--- Begin ---

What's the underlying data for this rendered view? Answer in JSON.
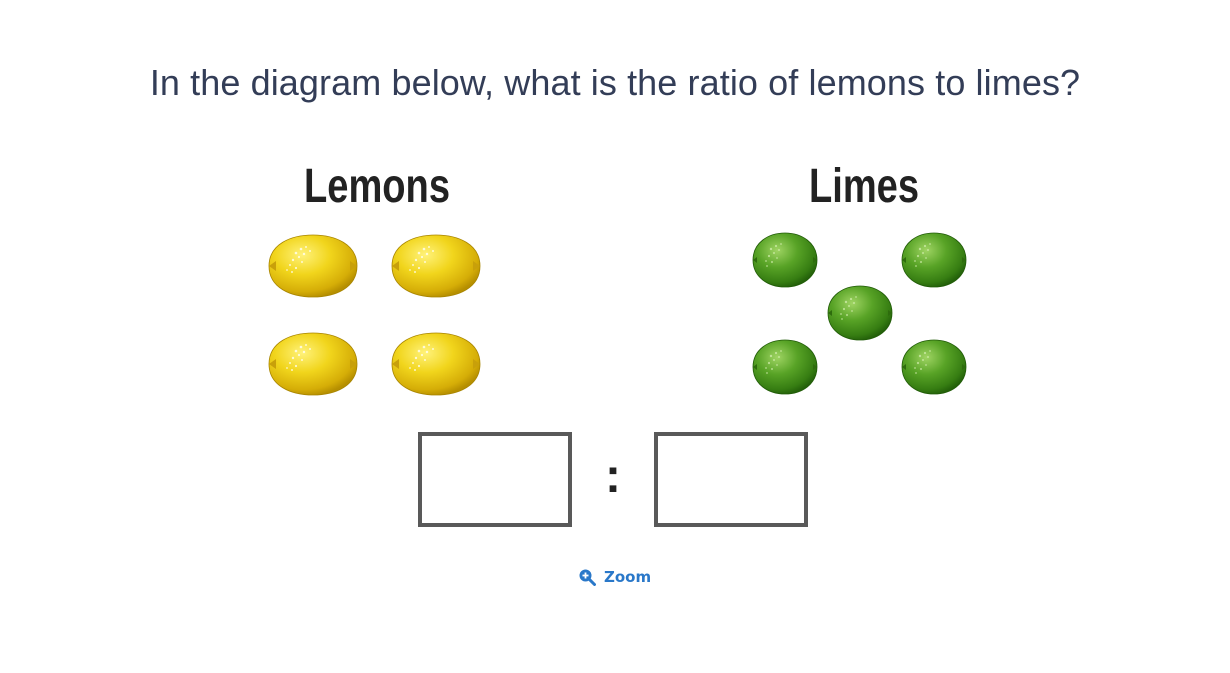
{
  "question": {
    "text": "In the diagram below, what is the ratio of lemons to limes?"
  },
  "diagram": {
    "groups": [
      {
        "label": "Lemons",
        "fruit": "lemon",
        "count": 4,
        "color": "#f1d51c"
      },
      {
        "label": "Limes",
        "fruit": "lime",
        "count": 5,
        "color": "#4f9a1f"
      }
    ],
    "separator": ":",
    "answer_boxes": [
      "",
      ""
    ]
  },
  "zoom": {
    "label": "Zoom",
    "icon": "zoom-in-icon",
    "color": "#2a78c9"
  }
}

--- End ---
--- Begin ---

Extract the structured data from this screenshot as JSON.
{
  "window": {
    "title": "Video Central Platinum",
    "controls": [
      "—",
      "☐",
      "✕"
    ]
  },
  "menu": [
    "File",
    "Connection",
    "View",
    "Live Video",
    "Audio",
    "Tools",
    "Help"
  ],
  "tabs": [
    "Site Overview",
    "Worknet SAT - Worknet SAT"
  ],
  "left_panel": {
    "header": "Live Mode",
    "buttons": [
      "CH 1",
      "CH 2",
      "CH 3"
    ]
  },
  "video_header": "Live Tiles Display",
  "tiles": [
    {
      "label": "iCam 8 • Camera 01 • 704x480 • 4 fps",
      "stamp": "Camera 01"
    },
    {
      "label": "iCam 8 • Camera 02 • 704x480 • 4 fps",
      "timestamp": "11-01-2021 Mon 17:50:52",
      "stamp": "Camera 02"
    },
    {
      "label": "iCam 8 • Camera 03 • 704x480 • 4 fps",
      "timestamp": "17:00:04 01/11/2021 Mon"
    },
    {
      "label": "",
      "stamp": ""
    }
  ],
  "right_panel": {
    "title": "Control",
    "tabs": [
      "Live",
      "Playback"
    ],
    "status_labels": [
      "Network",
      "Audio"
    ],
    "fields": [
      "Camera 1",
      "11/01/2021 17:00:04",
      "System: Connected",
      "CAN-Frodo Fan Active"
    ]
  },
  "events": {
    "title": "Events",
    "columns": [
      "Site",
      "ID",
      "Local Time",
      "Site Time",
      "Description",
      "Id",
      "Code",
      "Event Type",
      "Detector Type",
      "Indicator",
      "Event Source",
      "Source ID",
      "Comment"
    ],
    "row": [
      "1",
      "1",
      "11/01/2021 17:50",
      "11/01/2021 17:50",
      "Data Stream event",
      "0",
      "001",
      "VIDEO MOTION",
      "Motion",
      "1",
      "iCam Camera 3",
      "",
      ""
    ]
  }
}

--- End ---
--- Begin ---

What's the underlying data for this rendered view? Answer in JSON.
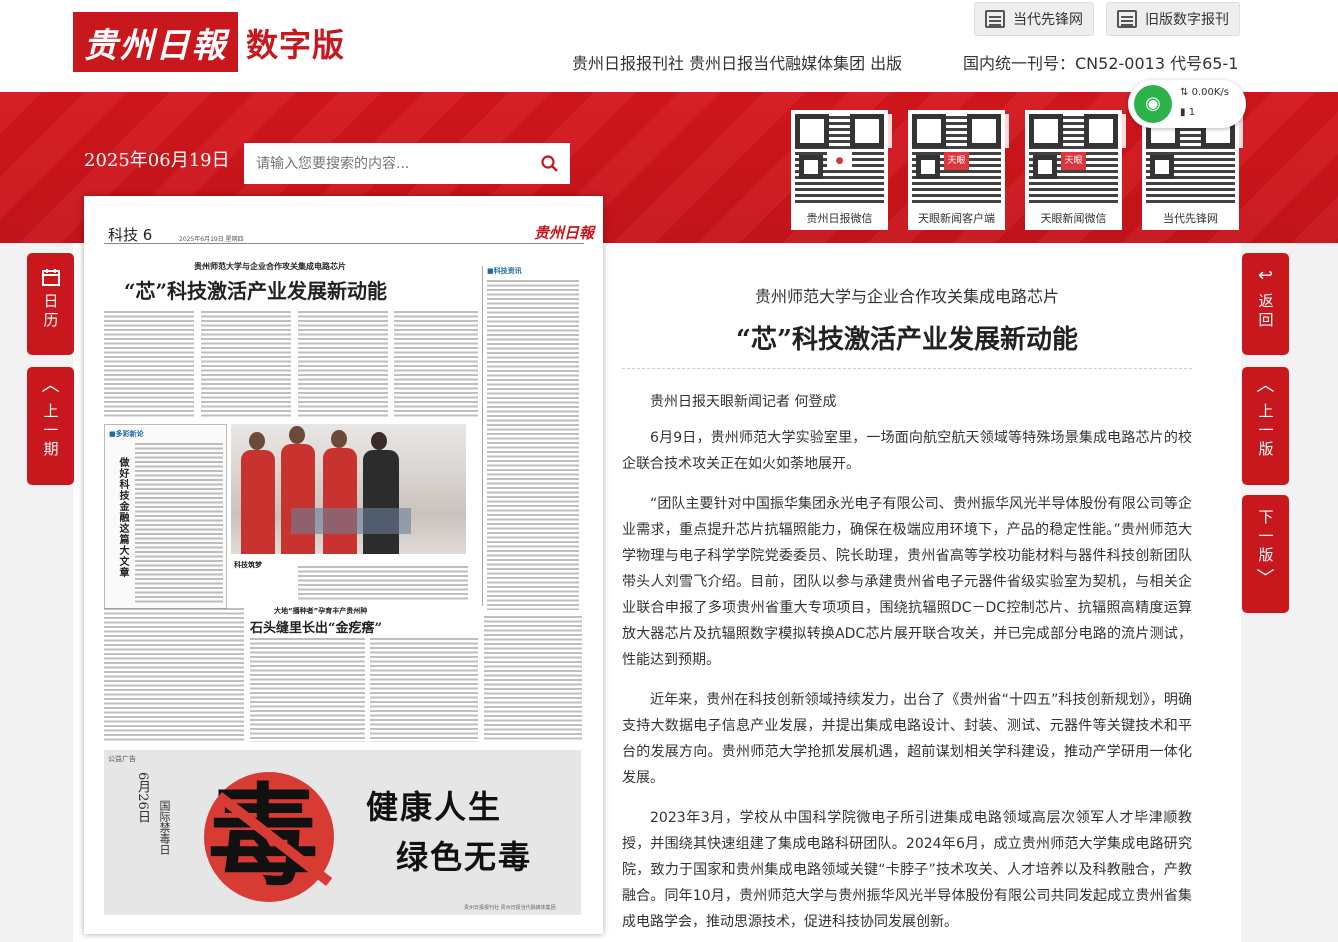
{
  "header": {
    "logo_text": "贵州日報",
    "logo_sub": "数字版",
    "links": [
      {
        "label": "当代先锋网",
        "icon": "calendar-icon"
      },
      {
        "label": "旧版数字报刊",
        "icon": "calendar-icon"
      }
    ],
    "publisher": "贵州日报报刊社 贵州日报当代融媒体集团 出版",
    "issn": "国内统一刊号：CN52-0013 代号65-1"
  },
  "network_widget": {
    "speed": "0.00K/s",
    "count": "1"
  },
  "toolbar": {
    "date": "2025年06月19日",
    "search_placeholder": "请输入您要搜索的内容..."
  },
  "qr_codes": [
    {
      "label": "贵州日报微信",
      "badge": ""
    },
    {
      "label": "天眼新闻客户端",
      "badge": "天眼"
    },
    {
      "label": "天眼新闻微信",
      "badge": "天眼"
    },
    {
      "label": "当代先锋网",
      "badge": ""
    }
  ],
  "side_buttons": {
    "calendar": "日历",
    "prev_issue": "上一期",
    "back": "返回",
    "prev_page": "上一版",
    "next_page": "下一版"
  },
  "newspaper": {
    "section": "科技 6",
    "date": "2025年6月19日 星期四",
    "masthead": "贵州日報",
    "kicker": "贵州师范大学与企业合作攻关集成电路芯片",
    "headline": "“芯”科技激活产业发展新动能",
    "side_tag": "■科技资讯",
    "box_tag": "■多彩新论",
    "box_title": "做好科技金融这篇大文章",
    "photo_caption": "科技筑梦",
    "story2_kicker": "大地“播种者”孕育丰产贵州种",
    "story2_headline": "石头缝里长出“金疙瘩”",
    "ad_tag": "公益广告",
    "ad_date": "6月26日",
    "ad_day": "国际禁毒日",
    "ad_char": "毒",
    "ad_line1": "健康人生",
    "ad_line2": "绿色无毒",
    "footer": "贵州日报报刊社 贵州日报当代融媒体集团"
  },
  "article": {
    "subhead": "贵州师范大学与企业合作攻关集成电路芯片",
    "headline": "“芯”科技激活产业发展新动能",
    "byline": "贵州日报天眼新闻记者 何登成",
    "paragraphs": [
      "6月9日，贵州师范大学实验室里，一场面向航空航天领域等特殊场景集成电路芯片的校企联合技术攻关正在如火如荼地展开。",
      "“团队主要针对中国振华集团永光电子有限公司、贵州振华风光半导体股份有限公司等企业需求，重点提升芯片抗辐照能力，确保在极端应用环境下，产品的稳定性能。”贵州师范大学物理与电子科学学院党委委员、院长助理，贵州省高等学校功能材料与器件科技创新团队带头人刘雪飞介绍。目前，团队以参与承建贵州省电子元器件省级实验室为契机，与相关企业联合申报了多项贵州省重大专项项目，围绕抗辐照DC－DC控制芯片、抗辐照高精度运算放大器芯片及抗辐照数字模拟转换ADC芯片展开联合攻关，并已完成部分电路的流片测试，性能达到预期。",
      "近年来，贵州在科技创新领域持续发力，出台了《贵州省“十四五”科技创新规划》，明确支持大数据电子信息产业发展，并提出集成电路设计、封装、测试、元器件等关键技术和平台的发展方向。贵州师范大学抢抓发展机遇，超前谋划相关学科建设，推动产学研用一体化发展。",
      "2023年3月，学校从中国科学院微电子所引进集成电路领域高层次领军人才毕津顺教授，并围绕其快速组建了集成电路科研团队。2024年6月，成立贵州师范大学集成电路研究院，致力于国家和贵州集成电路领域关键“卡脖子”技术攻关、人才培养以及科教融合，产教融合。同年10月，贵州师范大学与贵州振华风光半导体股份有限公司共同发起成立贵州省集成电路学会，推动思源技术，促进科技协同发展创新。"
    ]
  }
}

--- End ---

Exercise instructions:
Of the lines in this material, state how many hold the string "iCam". Write no other words.

Exercise output:
4